Excerpt:

* * * * * * *

Studio album by The New Birth
- Released: October 1973
- Genres: R&B; funk; soul;
- Length: 39:56
- Label: RCA
- Producer: Harvey Fuqua

The New Birth chronology
| Birth Day (1972) | It's Been a Long Time (1973) | Comin' from All Ends (1974) |

= It's Been a Long Time (New Birth album) =

1973 studio album by The New Birth

It's Been a Long Time is the fifth studio album by American funk and R&B band The New Birth, released in October 1973 by RCA Records. It was produced by Harvey Fuqua.

The album peaked at number 50 on the Billboard 200. Its two singles, "Wild Flower" and "It's Been a Long Time", peaked at 45 and 66 on the Billboard Hot 100, respectively.

"Wild Flower" would go on to be one of the band's most successful songs and was performed frequently at concerts. It has also been sampled by multiple artists, including on "Unpredictable" by Jamie Foxx.

* * * * * * *

Stated task 1: Print everything in the rows below, from the line containing "target-icon: [74, 733, 112, 771]" down to the line containing "dashboard-label: Dashboard: [1301, 21, 1369, 36]", with both of those lines included and each line repeated verbatim.

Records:
* * * * * * *

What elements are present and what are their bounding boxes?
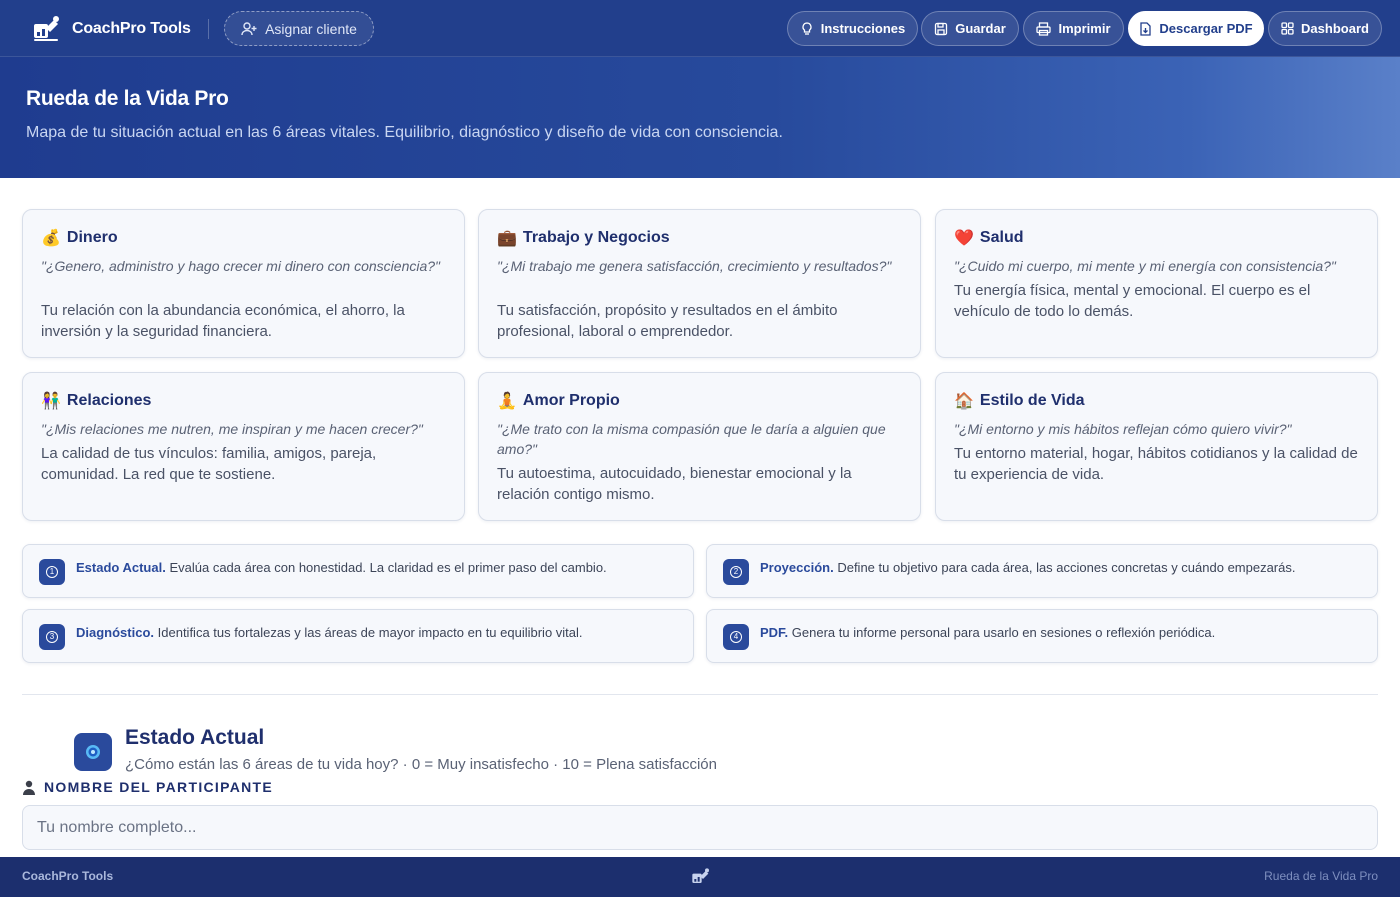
target-icon: [74, 733, 112, 771]
step-card-proyeccion: 2 Proyección. Define tu objetivo para ca…: [706, 544, 1378, 598]
heart-icon: ❤️: [954, 230, 974, 247]
brand-logo-icon: [32, 14, 62, 44]
print-button[interactable]: Imprimir: [1023, 11, 1124, 46]
divider: [208, 19, 209, 39]
area-description: La calidad de tus vínculos: familia, ami…: [41, 445, 377, 483]
step-title: PDF.: [760, 625, 789, 640]
area-description: Tu energía física, mental y emocional. E…: [954, 282, 1311, 320]
money-bag-icon: 💰: [41, 230, 61, 247]
step-description: Genera tu informe personal para usarlo e…: [791, 625, 1216, 640]
brand[interactable]: CoachPro Tools: [32, 14, 191, 44]
lightbulb-icon: [802, 21, 812, 35]
step-card-estado-actual: 1 Estado Actual. Evalúa cada área con ho…: [22, 544, 694, 598]
top-bar: CoachPro Tools Asignar cliente Instrucci…: [0, 0, 1400, 57]
area-title: Amor Propio: [522, 392, 620, 409]
area-title: Trabajo y Negocios: [522, 229, 670, 246]
download-pdf-button[interactable]: Descargar PDF: [1128, 11, 1264, 46]
area-description: Tu relación con la abundancia económica,…: [41, 302, 405, 340]
area-card-estilo-de-vida: 🏠 Estilo de Vida "¿Mi entorno y mis hábi…: [935, 372, 1378, 521]
area-quote: "¿Mis relaciones me nutren, me inspiran …: [41, 421, 423, 437]
assign-client-label: Asignar cliente: [265, 20, 357, 37]
save-button[interactable]: Guardar: [921, 11, 1019, 46]
area-card-relaciones: 👫 Relaciones "¿Mis relaciones me nutren,…: [22, 372, 465, 521]
grid-icon: [1281, 22, 1294, 35]
save-icon: [935, 22, 948, 35]
step-text: PDF. Genera tu informe personal para usa…: [760, 624, 1365, 642]
page-subtitle: Mapa de tu situación actual en las 6 áre…: [26, 124, 783, 141]
dashboard-label: Dashboard: [1301, 21, 1369, 36]
step-number-badge: 2: [723, 559, 749, 585]
person-icon: [23, 780, 35, 795]
download-file-icon: [1140, 21, 1152, 36]
participant-label-text: NOMBRE DEL PARTICIPANTE: [44, 779, 274, 795]
step-title: Proyección.: [760, 560, 834, 575]
footer: CoachPro Tools Rueda de la Vida Pro: [0, 857, 1400, 897]
step-description: Define tu objetivo para cada área, las a…: [837, 560, 1296, 575]
area-quote: "¿Mi entorno y mis hábitos reflejan cómo…: [954, 421, 1292, 437]
area-card-title: 🏠 Estilo de Vida: [954, 391, 1085, 411]
step-number-badge: 4: [723, 624, 749, 650]
area-card-title: ❤️ Salud: [954, 228, 1023, 248]
step-number: 2: [730, 566, 742, 578]
footer-logo-icon: [691, 867, 711, 887]
area-card-title: 💰 Dinero: [41, 228, 118, 248]
briefcase-icon: 💼: [497, 230, 517, 247]
area-quote: "¿Me trato con la misma compasión que le…: [497, 421, 886, 457]
step-number-badge: 3: [39, 624, 65, 650]
area-quote: "¿Genero, administro y hago crecer mi di…: [41, 258, 441, 274]
section-title: Estado Actual: [125, 726, 265, 749]
page-title: Rueda de la Vida Pro: [26, 87, 229, 110]
instructions-button[interactable]: Instrucciones: [787, 11, 918, 46]
hero-banner: Rueda de la Vida Pro Mapa de tu situació…: [0, 57, 1400, 178]
area-title: Dinero: [66, 229, 118, 246]
save-label: Guardar: [955, 21, 1006, 36]
area-card-amor-propio: 🧘 Amor Propio "¿Me trato con la misma co…: [478, 372, 921, 521]
assign-client-button[interactable]: Asignar cliente: [224, 11, 374, 46]
download-pdf-label: Descargar PDF: [1159, 21, 1253, 36]
area-description: Tu entorno material, hogar, hábitos coti…: [954, 445, 1358, 483]
area-card-salud: ❤️ Salud "¿Cuido mi cuerpo, mi mente y m…: [935, 209, 1378, 358]
section-divider: [22, 694, 1378, 695]
participant-name-input[interactable]: [22, 805, 1378, 850]
area-description: Tu satisfacción, propósito y resultados …: [497, 302, 838, 340]
step-number: 4: [730, 631, 742, 643]
area-quote: "¿Cuido mi cuerpo, mi mente y mi energía…: [954, 258, 1336, 274]
area-description: Tu autoestima, autocuidado, bienestar em…: [497, 465, 852, 503]
house-icon: 🏠: [954, 393, 974, 410]
area-title: Relaciones: [66, 392, 152, 409]
step-number: 3: [46, 631, 58, 643]
area-title: Salud: [979, 229, 1024, 246]
area-quote: "¿Mi trabajo me genera satisfacción, cre…: [497, 258, 892, 274]
step-title: Diagnóstico.: [76, 625, 155, 640]
step-text: Diagnóstico. Identifica tus fortalezas y…: [76, 624, 681, 642]
footer-page-name: Rueda de la Vida Pro: [1264, 869, 1378, 883]
step-text: Proyección. Define tu objetivo para cada…: [760, 559, 1365, 577]
step-description: Evalúa cada área con honestidad. La clar…: [169, 560, 607, 575]
step-description: Identifica tus fortalezas y las áreas de…: [157, 625, 583, 640]
step-card-pdf: 4 PDF. Genera tu informe personal para u…: [706, 609, 1378, 663]
area-card-trabajo: 💼 Trabajo y Negocios "¿Mi trabajo me gen…: [478, 209, 921, 358]
meditation-icon: 🧘: [497, 393, 517, 410]
brand-name: CoachPro Tools: [72, 20, 191, 37]
step-card-diagnostico: 3 Diagnóstico. Identifica tus fortalezas…: [22, 609, 694, 663]
area-card-title: 💼 Trabajo y Negocios: [497, 228, 670, 248]
add-user-icon: [241, 21, 257, 35]
area-title: Estilo de Vida: [979, 392, 1085, 409]
footer-brand: CoachPro Tools: [22, 869, 114, 883]
area-card-title: 🧘 Amor Propio: [497, 391, 620, 411]
print-label: Imprimir: [1058, 21, 1111, 36]
step-number: 1: [46, 566, 58, 578]
step-title: Estado Actual.: [76, 560, 166, 575]
step-number-badge: 1: [39, 559, 65, 585]
instructions-label: Instrucciones: [820, 21, 906, 36]
area-card-dinero: 💰 Dinero "¿Genero, administro y hago cre…: [22, 209, 465, 358]
people-icon: 👫: [41, 393, 61, 410]
area-card-title: 👫 Relaciones: [41, 391, 151, 411]
dashboard-button[interactable]: Dashboard: [1268, 11, 1382, 46]
printer-icon: [1036, 21, 1052, 36]
step-text: Estado Actual. Evalúa cada área con hone…: [76, 559, 681, 577]
participant-name-label: NOMBRE DEL PARTICIPANTE: [22, 779, 273, 795]
section-subtitle: ¿Cómo están las 6 áreas de tu vida hoy? …: [125, 756, 717, 773]
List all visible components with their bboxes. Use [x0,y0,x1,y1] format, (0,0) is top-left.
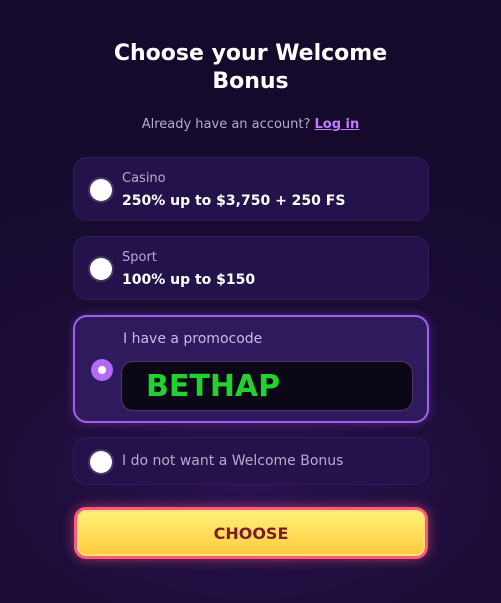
casino-offer: 250% up to $3,750 + 250 FS [122,193,346,209]
casino-label: Casino [122,171,166,186]
title-line-1: Choose your Welcome [113,41,388,66]
login-link[interactable]: Log in [315,117,360,132]
bonus-option-sport[interactable]: Sport 100% up to $150 [73,236,429,300]
login-prompt-text: Already have an account? [141,117,311,132]
radio-no-bonus[interactable] [90,451,112,473]
title-line-2: Bonus [212,69,289,94]
radio-sport[interactable] [90,258,112,280]
bonus-option-none[interactable]: I do not want a Welcome Bonus [73,437,429,485]
bonus-option-casino[interactable]: Casino 250% up to $3,750 + 250 FS [73,157,429,221]
promocode-label: I have a promocode [123,331,263,347]
radio-casino[interactable] [90,179,112,201]
promocode-input[interactable] [121,361,413,411]
sport-offer: 100% up to $150 [122,272,256,288]
page-title: Choose your Welcome Bonus [0,40,501,96]
login-prompt-row: Already have an account? Log in [0,117,501,132]
bonus-option-promocode[interactable]: I have a promocode [73,315,429,423]
sport-label: Sport [122,250,157,265]
radio-promocode[interactable] [91,359,113,381]
no-bonus-label: I do not want a Welcome Bonus [122,453,344,469]
choose-button[interactable]: CHOOSE [74,507,428,559]
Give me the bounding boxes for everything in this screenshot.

* * * * * * *

Stated task 2: Output everything in the album article above, from "1973 studio album" down to "by Harvey Fuqua.", copied word for word.

Exercise answer 1:
target-icon: [74, 733, 112, 771]
step-card-proyeccion: 2 Proyección. Define tu objetivo para ca…: [706, 544, 1378, 598]
heart-icon: ❤️: [954, 230, 974, 247]
brand-logo-icon: [32, 14, 62, 44]
print-button[interactable]: Imprimir: [1023, 11, 1124, 46]
divider: [208, 19, 209, 39]
area-description: La calidad de tus vínculos: familia, ami…: [41, 445, 377, 483]
step-title: PDF.: [760, 625, 789, 640]
area-description: Tu energía física, mental y emocional. E…: [954, 282, 1311, 320]
money-bag-icon: 💰: [41, 230, 61, 247]
step-description: Genera tu informe personal para usarlo e…: [791, 625, 1216, 640]
brand[interactable]: CoachPro Tools: [32, 14, 191, 44]
lightbulb-icon: [802, 21, 812, 35]
step-card-estado-actual: 1 Estado Actual. Evalúa cada área con ho…: [22, 544, 694, 598]
top-bar: CoachPro Tools Asignar cliente Instrucci…: [0, 0, 1400, 57]
area-title: Amor Propio: [522, 392, 620, 409]
area-title: Trabajo y Negocios: [522, 229, 670, 246]
download-pdf-button[interactable]: Descargar PDF: [1128, 11, 1264, 46]
area-description: Tu relación con la abundancia económica,…: [41, 302, 405, 340]
area-card-estilo-de-vida: 🏠 Estilo de Vida "¿Mi entorno y mis hábi…: [935, 372, 1378, 521]
area-quote: "¿Mis relaciones me nutren, me inspiran …: [41, 421, 423, 437]
assign-client-label: Asignar cliente: [265, 20, 357, 37]
save-button[interactable]: Guardar: [921, 11, 1019, 46]
area-card-relaciones: 👫 Relaciones "¿Mis relaciones me nutren,…: [22, 372, 465, 521]
grid-icon: [1281, 22, 1294, 35]
save-icon: [935, 22, 948, 35]
step-text: PDF. Genera tu informe personal para usa…: [760, 624, 1365, 642]
page-subtitle: Mapa de tu situación actual en las 6 áre…: [26, 124, 783, 141]
dashboard-label: Dashboard: [1301, 21, 1369, 36]

Exercise answer 2:
1973 studio album by The New Birth

It's Been a Long Time is the fifth studio album by American funk and R&B band The New Birth, released in October 1973 by RCA Records. It was produced by Harvey Fuqua.